>>>>
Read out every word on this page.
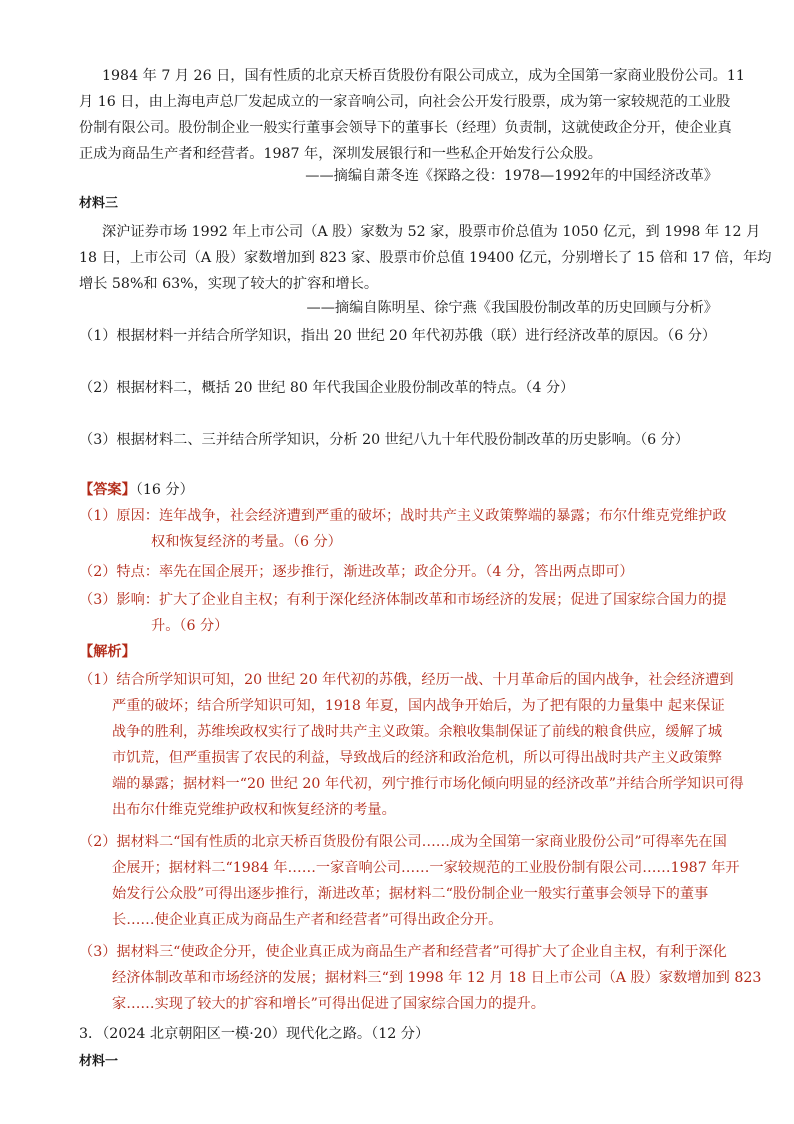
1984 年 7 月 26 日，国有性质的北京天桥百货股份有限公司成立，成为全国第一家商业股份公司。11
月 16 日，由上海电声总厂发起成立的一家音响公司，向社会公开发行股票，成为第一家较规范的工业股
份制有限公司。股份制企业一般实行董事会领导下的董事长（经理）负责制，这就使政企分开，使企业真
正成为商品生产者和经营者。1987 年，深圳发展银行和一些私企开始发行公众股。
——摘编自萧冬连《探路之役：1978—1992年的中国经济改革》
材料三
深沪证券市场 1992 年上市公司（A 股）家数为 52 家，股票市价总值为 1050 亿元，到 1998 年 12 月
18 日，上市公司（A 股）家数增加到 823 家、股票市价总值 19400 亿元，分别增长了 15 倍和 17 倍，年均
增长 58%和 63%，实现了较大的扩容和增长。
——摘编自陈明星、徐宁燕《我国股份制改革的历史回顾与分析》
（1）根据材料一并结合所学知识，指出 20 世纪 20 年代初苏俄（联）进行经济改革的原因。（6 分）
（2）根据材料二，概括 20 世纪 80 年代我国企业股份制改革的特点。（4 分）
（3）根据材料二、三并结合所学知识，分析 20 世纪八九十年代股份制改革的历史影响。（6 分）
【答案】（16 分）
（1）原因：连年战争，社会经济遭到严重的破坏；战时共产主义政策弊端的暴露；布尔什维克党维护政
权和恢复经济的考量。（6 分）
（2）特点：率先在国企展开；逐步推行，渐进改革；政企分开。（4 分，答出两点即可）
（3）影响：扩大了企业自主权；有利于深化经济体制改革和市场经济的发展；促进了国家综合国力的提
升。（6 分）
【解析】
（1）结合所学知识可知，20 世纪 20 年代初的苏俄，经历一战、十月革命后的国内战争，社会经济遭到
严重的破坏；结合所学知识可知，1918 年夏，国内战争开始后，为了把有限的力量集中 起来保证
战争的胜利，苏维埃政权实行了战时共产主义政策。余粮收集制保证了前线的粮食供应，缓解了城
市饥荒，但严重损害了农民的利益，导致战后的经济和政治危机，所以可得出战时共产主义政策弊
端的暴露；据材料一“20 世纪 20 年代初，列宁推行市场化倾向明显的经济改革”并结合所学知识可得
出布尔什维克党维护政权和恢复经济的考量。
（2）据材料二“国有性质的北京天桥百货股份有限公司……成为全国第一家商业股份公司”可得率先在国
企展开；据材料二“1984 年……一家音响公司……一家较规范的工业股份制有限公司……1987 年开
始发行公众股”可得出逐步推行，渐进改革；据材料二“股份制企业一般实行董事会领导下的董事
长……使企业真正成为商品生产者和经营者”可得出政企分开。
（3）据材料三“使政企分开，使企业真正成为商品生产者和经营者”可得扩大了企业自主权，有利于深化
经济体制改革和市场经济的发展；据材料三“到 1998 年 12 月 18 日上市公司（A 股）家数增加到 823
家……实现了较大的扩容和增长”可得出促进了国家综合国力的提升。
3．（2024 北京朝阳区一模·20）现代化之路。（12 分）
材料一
<<<<
>>>>
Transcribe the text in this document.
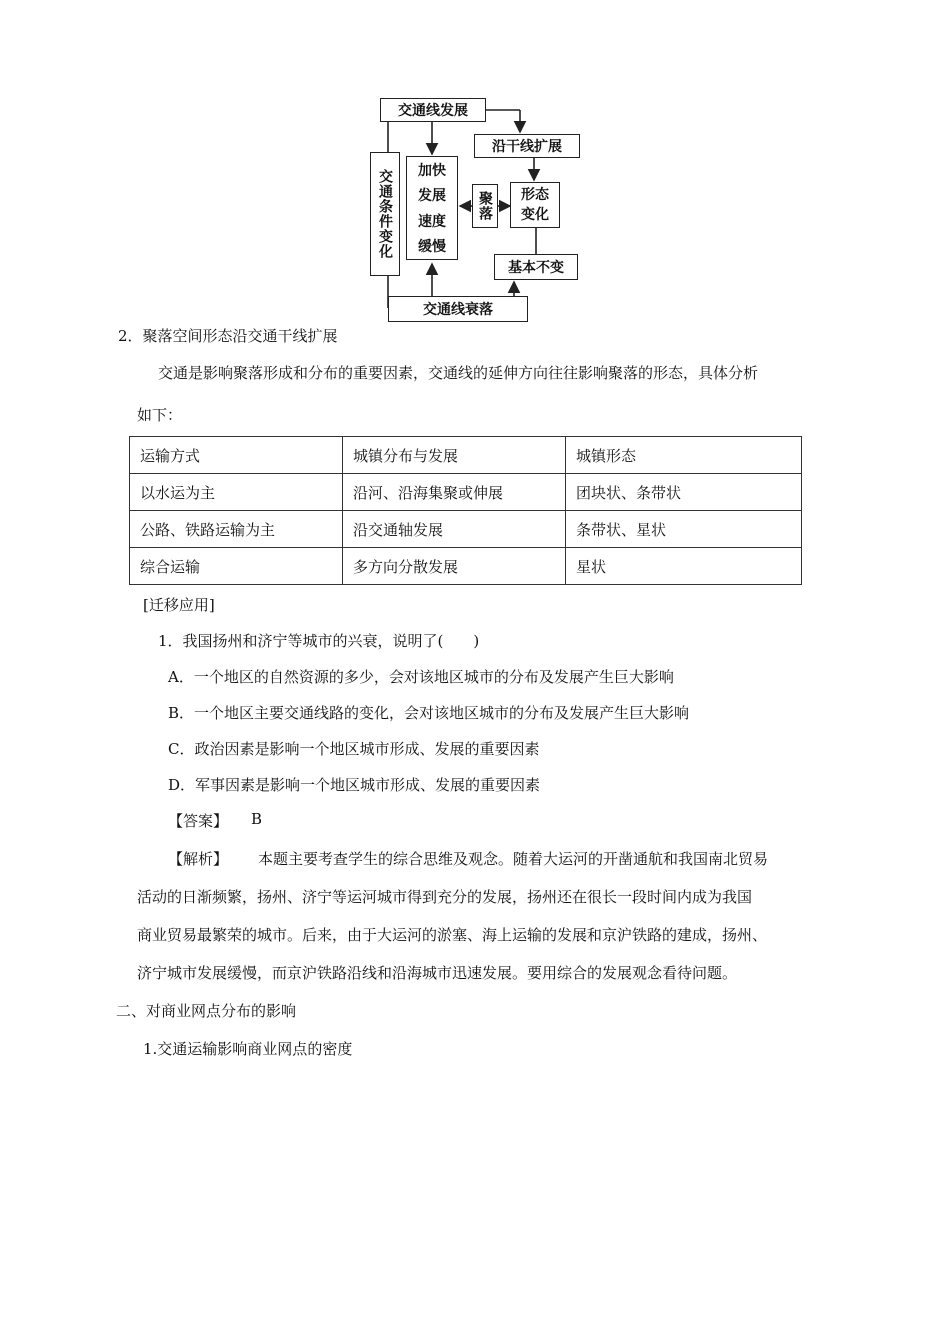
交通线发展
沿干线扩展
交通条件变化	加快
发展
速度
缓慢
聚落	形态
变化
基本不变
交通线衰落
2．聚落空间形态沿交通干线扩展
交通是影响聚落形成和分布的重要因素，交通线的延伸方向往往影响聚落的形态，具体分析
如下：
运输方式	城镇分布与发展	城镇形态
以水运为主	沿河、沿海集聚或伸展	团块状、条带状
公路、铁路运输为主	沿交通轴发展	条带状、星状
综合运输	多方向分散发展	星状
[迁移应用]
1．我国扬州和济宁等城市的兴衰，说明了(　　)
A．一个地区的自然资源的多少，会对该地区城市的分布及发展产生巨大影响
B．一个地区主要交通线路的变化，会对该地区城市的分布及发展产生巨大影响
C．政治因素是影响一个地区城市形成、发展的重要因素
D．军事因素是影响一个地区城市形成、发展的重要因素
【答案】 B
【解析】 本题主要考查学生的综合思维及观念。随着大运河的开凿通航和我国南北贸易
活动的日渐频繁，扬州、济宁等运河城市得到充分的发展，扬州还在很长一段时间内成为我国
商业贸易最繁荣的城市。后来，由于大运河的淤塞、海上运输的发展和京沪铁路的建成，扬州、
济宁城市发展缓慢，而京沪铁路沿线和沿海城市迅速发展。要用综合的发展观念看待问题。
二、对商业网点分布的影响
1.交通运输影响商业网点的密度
<<<<
WRITTEN TASK -> Only the count is wanted: report how many lines of the material above hold the word "this".

TASK OUTPUT -> 2